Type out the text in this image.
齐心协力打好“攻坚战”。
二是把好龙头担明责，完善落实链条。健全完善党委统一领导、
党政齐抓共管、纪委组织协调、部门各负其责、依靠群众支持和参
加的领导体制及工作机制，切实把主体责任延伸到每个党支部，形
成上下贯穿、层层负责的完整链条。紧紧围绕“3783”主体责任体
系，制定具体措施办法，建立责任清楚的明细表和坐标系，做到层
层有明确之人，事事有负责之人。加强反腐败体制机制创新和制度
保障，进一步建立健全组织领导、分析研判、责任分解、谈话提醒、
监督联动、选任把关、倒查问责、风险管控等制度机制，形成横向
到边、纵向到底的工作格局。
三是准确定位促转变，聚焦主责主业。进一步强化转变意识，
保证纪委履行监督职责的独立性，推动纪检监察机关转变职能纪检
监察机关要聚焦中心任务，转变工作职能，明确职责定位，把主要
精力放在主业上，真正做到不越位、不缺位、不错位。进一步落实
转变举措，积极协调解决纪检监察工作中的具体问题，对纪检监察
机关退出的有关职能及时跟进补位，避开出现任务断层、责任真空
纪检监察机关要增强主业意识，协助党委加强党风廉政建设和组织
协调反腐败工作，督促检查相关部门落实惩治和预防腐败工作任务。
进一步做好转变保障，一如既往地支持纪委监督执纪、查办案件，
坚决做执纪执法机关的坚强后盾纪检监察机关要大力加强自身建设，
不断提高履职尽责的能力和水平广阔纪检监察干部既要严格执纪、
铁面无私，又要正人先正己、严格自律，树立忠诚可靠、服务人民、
══════════════════════════════
## STATED GOAL
Repeat the records above exactly.

## OUTPUT BELOW
Type out the text in this image.
齐心协力打好“攻坚战”。
二是把好龙头担明责，完善落实链条。健全完善党委统一领导、
党政齐抓共管、纪委组织协调、部门各负其责、依靠群众支持和参
加的领导体制及工作机制，切实把主体责任延伸到每个党支部，形
成上下贯穿、层层负责的完整链条。紧紧围绕“3783”主体责任体
系，制定具体措施办法，建立责任清楚的明细表和坐标系，做到层
层有明确之人，事事有负责之人。加强反腐败体制机制创新和制度
保障，进一步建立健全组织领导、分析研判、责任分解、谈话提醒、
监督联动、选任把关、倒查问责、风险管控等制度机制，形成横向
到边、纵向到底的工作格局。
三是准确定位促转变，聚焦主责主业。进一步强化转变意识，
保证纪委履行监督职责的独立性，推动纪检监察机关转变职能纪检
监察机关要聚焦中心任务，转变工作职能，明确职责定位，把主要
精力放在主业上，真正做到不越位、不缺位、不错位。进一步落实
转变举措，积极协调解决纪检监察工作中的具体问题，对纪检监察
机关退出的有关职能及时跟进补位，避开出现任务断层、责任真空
纪检监察机关要增强主业意识，协助党委加强党风廉政建设和组织
协调反腐败工作，督促检查相关部门落实惩治和预防腐败工作任务。
进一步做好转变保障，一如既往地支持纪委监督执纪、查办案件，
坚决做执纪执法机关的坚强后盾纪检监察机关要大力加强自身建设，
不断提高履职尽责的能力和水平广阔纪检监察干部既要严格执纪、
铁面无私，又要正人先正己、严格自律，树立忠诚可靠、服务人民、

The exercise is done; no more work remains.